⟨

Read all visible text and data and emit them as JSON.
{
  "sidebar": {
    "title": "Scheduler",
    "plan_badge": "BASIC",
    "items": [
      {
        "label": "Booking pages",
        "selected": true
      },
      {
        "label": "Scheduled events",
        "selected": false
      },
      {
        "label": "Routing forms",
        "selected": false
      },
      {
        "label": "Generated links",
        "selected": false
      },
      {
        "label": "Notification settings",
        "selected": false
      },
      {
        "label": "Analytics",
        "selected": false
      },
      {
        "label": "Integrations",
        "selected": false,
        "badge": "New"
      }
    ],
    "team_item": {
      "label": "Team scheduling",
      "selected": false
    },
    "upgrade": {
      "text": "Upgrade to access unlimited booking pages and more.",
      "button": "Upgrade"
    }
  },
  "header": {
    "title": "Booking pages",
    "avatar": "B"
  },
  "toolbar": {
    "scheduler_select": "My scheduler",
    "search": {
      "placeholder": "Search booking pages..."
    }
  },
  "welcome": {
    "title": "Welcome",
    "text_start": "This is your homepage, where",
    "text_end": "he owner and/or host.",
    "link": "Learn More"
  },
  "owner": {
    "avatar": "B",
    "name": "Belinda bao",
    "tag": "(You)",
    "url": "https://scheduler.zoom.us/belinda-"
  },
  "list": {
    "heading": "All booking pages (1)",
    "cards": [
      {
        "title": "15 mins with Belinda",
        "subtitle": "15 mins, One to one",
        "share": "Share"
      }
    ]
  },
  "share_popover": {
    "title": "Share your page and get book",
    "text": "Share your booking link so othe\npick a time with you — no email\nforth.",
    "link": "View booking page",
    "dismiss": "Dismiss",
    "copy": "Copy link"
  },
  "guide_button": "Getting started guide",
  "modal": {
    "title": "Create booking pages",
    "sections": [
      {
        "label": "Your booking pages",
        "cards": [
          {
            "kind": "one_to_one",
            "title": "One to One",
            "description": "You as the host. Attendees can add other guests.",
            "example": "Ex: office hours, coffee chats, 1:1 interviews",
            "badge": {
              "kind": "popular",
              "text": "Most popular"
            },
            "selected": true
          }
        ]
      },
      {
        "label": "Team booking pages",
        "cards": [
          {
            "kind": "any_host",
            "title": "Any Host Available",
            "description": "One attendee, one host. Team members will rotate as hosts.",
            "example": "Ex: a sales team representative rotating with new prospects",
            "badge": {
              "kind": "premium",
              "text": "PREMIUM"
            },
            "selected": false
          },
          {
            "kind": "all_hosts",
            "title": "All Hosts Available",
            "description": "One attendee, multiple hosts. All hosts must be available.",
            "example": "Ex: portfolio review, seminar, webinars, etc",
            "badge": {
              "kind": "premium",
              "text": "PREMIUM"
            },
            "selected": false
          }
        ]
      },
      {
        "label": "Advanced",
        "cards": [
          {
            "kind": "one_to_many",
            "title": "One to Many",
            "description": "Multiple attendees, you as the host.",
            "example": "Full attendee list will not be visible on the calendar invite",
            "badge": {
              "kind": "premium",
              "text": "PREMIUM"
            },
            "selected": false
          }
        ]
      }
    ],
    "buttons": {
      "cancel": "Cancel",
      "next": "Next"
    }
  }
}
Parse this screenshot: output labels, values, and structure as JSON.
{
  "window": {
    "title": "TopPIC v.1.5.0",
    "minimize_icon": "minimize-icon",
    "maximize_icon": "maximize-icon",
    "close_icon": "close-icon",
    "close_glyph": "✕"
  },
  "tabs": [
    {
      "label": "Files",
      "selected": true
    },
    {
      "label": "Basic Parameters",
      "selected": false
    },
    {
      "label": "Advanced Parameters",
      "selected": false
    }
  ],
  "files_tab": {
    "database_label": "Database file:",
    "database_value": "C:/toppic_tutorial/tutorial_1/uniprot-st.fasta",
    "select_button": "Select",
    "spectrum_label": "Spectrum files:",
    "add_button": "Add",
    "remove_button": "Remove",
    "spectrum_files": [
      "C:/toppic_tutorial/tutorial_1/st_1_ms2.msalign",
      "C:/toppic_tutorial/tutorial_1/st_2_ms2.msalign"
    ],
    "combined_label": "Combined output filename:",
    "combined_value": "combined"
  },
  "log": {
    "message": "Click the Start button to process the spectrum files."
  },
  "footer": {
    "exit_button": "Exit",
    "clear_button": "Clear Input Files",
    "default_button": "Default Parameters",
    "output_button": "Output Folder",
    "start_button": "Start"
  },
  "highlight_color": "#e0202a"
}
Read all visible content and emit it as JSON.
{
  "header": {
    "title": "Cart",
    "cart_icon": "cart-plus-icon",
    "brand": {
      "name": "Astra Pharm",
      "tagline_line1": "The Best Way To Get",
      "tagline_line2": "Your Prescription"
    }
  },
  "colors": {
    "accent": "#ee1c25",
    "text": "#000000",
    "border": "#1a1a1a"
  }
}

⟩

[Written problem]:
Repeat exactly the lines starting at the line with "Read all visible content and emit it as JSON." and ending with the final line of the entries. Include nothing else.

[Problem solution]:
Read all visible content and emit it as JSON.
{
  "header": {
    "title": "Cart",
    "cart_icon": "cart-plus-icon",
    "brand": {
      "name": "Astra Pharm",
      "tagline_line1": "The Best Way To Get",
      "tagline_line2": "Your Prescription"
    }
  },
  "colors": {
    "accent": "#ee1c25",
    "text": "#000000",
    "border": "#1a1a1a"
  }
}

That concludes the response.